• Requirements:
Your task is to copy the material exactly.
====== Material to process ======
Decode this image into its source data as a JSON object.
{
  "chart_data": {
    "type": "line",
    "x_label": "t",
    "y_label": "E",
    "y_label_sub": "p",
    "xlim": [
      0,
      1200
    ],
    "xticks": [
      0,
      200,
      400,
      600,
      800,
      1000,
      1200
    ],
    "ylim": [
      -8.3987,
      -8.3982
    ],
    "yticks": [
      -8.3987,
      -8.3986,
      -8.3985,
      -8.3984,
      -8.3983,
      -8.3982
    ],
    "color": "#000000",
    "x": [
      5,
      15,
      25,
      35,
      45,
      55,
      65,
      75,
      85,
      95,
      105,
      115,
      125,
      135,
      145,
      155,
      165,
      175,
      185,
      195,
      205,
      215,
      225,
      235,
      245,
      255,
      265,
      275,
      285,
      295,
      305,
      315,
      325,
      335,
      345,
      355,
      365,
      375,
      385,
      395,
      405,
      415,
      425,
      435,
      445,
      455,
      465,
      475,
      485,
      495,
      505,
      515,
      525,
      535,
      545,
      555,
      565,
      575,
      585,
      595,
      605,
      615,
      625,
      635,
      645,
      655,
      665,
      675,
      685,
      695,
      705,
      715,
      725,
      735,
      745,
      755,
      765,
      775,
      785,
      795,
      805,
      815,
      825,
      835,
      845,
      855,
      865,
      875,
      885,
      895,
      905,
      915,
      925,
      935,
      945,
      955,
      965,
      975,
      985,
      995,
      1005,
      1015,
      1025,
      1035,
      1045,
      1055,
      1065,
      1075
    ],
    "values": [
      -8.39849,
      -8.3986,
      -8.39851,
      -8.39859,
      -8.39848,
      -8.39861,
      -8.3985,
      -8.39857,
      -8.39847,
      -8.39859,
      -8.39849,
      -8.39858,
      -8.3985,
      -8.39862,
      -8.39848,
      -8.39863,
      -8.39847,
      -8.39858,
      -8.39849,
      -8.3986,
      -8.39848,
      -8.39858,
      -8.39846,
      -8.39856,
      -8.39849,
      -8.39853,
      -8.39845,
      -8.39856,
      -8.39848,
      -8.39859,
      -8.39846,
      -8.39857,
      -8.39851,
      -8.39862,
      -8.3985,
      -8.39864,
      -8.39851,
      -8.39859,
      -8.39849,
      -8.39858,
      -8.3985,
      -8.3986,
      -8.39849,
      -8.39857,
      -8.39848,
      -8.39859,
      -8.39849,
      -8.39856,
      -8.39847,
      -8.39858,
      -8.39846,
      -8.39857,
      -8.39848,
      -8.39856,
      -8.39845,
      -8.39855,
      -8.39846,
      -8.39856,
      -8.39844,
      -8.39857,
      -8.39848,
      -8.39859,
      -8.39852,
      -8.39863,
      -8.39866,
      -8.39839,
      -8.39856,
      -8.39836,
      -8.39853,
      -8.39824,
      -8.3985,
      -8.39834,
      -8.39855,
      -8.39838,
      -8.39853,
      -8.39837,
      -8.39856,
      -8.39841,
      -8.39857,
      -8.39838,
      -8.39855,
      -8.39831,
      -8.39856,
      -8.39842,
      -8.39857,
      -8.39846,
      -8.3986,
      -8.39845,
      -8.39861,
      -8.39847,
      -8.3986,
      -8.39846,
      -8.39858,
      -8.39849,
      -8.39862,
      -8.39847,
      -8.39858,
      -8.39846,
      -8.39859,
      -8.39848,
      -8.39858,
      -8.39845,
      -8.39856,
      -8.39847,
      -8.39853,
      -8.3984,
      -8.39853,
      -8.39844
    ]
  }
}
======
• Full answer:
Decode this image into its source data as a JSON object.
{
  "chart_data": {
    "type": "line",
    "x_label": "t",
    "y_label": "E",
    "y_label_sub": "p",
    "xlim": [
      0,
      1200
    ],
    "xticks": [
      0,
      200,
      400,
      600,
      800,
      1000,
      1200
    ],
    "ylim": [
      -8.3987,
      -8.3982
    ],
    "yticks": [
      -8.3987,
      -8.3986,
      -8.3985,
      -8.3984,
      -8.3983,
      -8.3982
    ],
    "color": "#000000",
    "x": [
      5,
      15,
      25,
      35,
      45,
      55,
      65,
      75,
      85,
      95,
      105,
      115,
      125,
      135,
      145,
      155,
      165,
      175,
      185,
      195,
      205,
      215,
      225,
      235,
      245,
      255,
      265,
      275,
      285,
      295,
      305,
      315,
      325,
      335,
      345,
      355,
      365,
      375,
      385,
      395,
      405,
      415,
      425,
      435,
      445,
      455,
      465,
      475,
      485,
      495,
      505,
      515,
      525,
      535,
      545,
      555,
      565,
      575,
      585,
      595,
      605,
      615,
      625,
      635,
      645,
      655,
      665,
      675,
      685,
      695,
      705,
      715,
      725,
      735,
      745,
      755,
      765,
      775,
      785,
      795,
      805,
      815,
      825,
      835,
      845,
      855,
      865,
      875,
      885,
      895,
      905,
      915,
      925,
      935,
      945,
      955,
      965,
      975,
      985,
      995,
      1005,
      1015,
      1025,
      1035,
      1045,
      1055,
      1065,
      1075
    ],
    "values": [
      -8.39849,
      -8.3986,
      -8.39851,
      -8.39859,
      -8.39848,
      -8.39861,
      -8.3985,
      -8.39857,
      -8.39847,
      -8.39859,
      -8.39849,
      -8.39858,
      -8.3985,
      -8.39862,
      -8.39848,
      -8.39863,
      -8.39847,
      -8.39858,
      -8.39849,
      -8.3986,
      -8.39848,
      -8.39858,
      -8.39846,
      -8.39856,
      -8.39849,
      -8.39853,
      -8.39845,
      -8.39856,
      -8.39848,
      -8.39859,
      -8.39846,
      -8.39857,
      -8.39851,
      -8.39862,
      -8.3985,
      -8.39864,
      -8.39851,
      -8.39859,
      -8.39849,
      -8.39858,
      -8.3985,
      -8.3986,
      -8.39849,
      -8.39857,
      -8.39848,
      -8.39859,
      -8.39849,
      -8.39856,
      -8.39847,
      -8.39858,
      -8.39846,
      -8.39857,
      -8.39848,
      -8.39856,
      -8.39845,
      -8.39855,
      -8.39846,
      -8.39856,
      -8.39844,
      -8.39857,
      -8.39848,
      -8.39859,
      -8.39852,
      -8.39863,
      -8.39866,
      -8.39839,
      -8.39856,
      -8.39836,
      -8.39853,
      -8.39824,
      -8.3985,
      -8.39834,
      -8.39855,
      -8.39838,
      -8.39853,
      -8.39837,
      -8.39856,
      -8.39841,
      -8.39857,
      -8.39838,
      -8.39855,
      -8.39831,
      -8.39856,
      -8.39842,
      -8.39857,
      -8.39846,
      -8.3986,
      -8.39845,
      -8.39861,
      -8.39847,
      -8.3986,
      -8.39846,
      -8.39858,
      -8.39849,
      -8.39862,
      -8.39847,
      -8.39858,
      -8.39846,
      -8.39859,
      -8.39848,
      -8.39858,
      -8.39845,
      -8.39856,
      -8.39847,
      -8.39853,
      -8.3984,
      -8.39853,
      -8.39844
    ]
  }
}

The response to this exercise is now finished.